▶ _Instruction_:
Output the material beneath exactly, leaving nothing out.

▶ _Supplied material_:
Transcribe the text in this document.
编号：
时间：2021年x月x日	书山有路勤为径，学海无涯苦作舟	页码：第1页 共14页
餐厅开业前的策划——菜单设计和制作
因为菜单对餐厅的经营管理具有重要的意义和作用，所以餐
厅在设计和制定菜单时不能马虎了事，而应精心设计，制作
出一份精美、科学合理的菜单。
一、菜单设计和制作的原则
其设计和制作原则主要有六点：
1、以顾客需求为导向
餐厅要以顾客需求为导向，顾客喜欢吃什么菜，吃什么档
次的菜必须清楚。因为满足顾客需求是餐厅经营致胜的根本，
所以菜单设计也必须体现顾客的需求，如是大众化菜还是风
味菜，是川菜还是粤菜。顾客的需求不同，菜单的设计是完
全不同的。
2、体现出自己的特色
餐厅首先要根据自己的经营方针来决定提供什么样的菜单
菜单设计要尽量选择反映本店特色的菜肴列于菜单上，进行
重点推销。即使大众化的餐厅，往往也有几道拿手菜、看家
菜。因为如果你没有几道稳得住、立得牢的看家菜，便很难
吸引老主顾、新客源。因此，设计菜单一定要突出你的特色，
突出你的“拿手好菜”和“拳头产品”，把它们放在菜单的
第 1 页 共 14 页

▶ _Answer in full_:
Transcribe the text in this document.
编号：
时间：2021年x月x日	书山有路勤为径，学海无涯苦作舟	页码：第1页 共14页
餐厅开业前的策划——菜单设计和制作
因为菜单对餐厅的经营管理具有重要的意义和作用，所以餐
厅在设计和制定菜单时不能马虎了事，而应精心设计，制作
出一份精美、科学合理的菜单。
一、菜单设计和制作的原则
其设计和制作原则主要有六点：
1、以顾客需求为导向
餐厅要以顾客需求为导向，顾客喜欢吃什么菜，吃什么档
次的菜必须清楚。因为满足顾客需求是餐厅经营致胜的根本，
所以菜单设计也必须体现顾客的需求，如是大众化菜还是风
味菜，是川菜还是粤菜。顾客的需求不同，菜单的设计是完
全不同的。
2、体现出自己的特色
餐厅首先要根据自己的经营方针来决定提供什么样的菜单
菜单设计要尽量选择反映本店特色的菜肴列于菜单上，进行
重点推销。即使大众化的餐厅，往往也有几道拿手菜、看家
菜。因为如果你没有几道稳得住、立得牢的看家菜，便很难
吸引老主顾、新客源。因此，设计菜单一定要突出你的特色，
突出你的“拿手好菜”和“拳头产品”，把它们放在菜单的
第 1 页 共 14 页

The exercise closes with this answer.